_Exercise details_
Will you reproduce, character for character, the lines between the one holding "y-tick-label: 100 [43, 231, 63, 245]" and the one holding "bars [98, 64, 696, 385]", inclusive?

_Records provided_
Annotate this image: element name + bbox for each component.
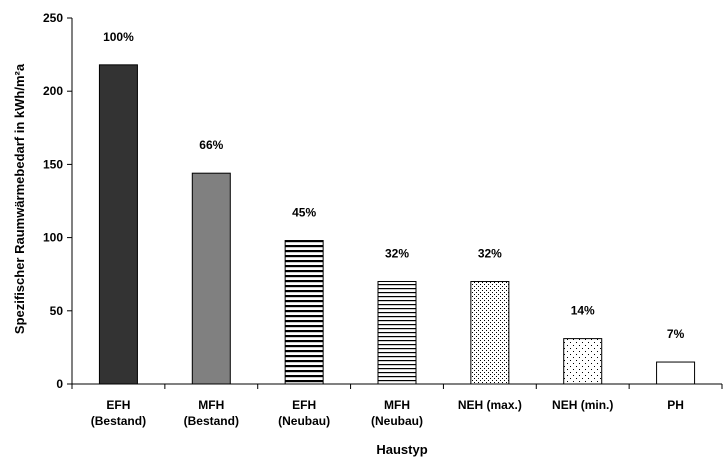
y-tick-label: 100 [43, 231, 63, 245]
data-label: 7% [667, 327, 685, 341]
data-label: 32% [478, 247, 502, 261]
bar [191, 172, 231, 385]
labels: 0 50 100 150 200 250 100% EFH (Bestand) 66% MFH (Be… [43, 11, 685, 428]
x-tick-label: NEH (max.) [458, 398, 522, 412]
x-tick-label: (Bestand) [91, 414, 146, 428]
x-tick-label: (Bestand) [184, 414, 239, 428]
data-label: 100% [103, 30, 134, 44]
bar [98, 64, 138, 385]
y-tick-label: 200 [43, 84, 63, 98]
data-label: 66% [199, 138, 223, 152]
x-tick-label: (Neubau) [371, 414, 423, 428]
x-tick-label: EFH [106, 398, 130, 412]
bar [563, 338, 603, 385]
y-tick-label: 50 [50, 304, 64, 318]
y-axis-title: Spezifischer Raumwärmebedarf in kWh/m²a [12, 63, 27, 334]
x-tick-label: PH [667, 398, 684, 412]
bar [377, 281, 417, 385]
data-label: 32% [385, 247, 409, 261]
x-tick-label: MFH [198, 398, 224, 412]
data-label: 14% [571, 304, 595, 318]
x-tick-label: MFH [384, 398, 410, 412]
bar [470, 281, 510, 385]
bar [284, 240, 324, 385]
bar [656, 361, 696, 385]
y-tick-label: 0 [56, 377, 63, 391]
axes [67, 17, 723, 389]
data-label: 45% [292, 206, 316, 220]
y-tick-label: 150 [43, 157, 63, 171]
x-tick-label: NEH (min.) [552, 398, 613, 412]
x-tick-label: EFH [292, 398, 316, 412]
x-tick-label: (Neubau) [278, 414, 330, 428]
y-tick-label: 250 [43, 11, 63, 25]
bars [98, 64, 696, 385]
x-axis-title: Haustyp [376, 442, 427, 457]
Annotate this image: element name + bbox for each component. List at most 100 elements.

_Answer below_
y-tick-label: 100 [43, 231, 63, 245]
data-label: 7% [667, 327, 685, 341]
data-label: 32% [478, 247, 502, 261]
bar [191, 172, 231, 385]
labels: 0 50 100 150 200 250 100% EFH (Bestand) 66% MFH (Be… [43, 11, 685, 428]
x-tick-label: NEH (max.) [458, 398, 522, 412]
x-tick-label: (Bestand) [91, 414, 146, 428]
x-tick-label: (Bestand) [184, 414, 239, 428]
data-label: 100% [103, 30, 134, 44]
bar [98, 64, 138, 385]
y-tick-label: 200 [43, 84, 63, 98]
data-label: 66% [199, 138, 223, 152]
x-tick-label: (Neubau) [371, 414, 423, 428]
x-tick-label: EFH [106, 398, 130, 412]
bar [563, 338, 603, 385]
y-tick-label: 50 [50, 304, 64, 318]
y-axis-title: Spezifischer Raumwärmebedarf in kWh/m²a [12, 63, 27, 334]
x-tick-label: PH [667, 398, 684, 412]
bar [377, 281, 417, 385]
data-label: 32% [385, 247, 409, 261]
x-tick-label: MFH [198, 398, 224, 412]
data-label: 14% [571, 304, 595, 318]
x-tick-label: MFH [384, 398, 410, 412]
bar [470, 281, 510, 385]
bar [284, 240, 324, 385]
bar [656, 361, 696, 385]
y-tick-label: 0 [56, 377, 63, 391]
axes [67, 17, 723, 389]
data-label: 45% [292, 206, 316, 220]
y-tick-label: 150 [43, 157, 63, 171]
x-tick-label: NEH (min.) [552, 398, 613, 412]
x-tick-label: EFH [292, 398, 316, 412]
x-tick-label: (Neubau) [278, 414, 330, 428]
y-tick-label: 250 [43, 11, 63, 25]
bars [98, 64, 696, 385]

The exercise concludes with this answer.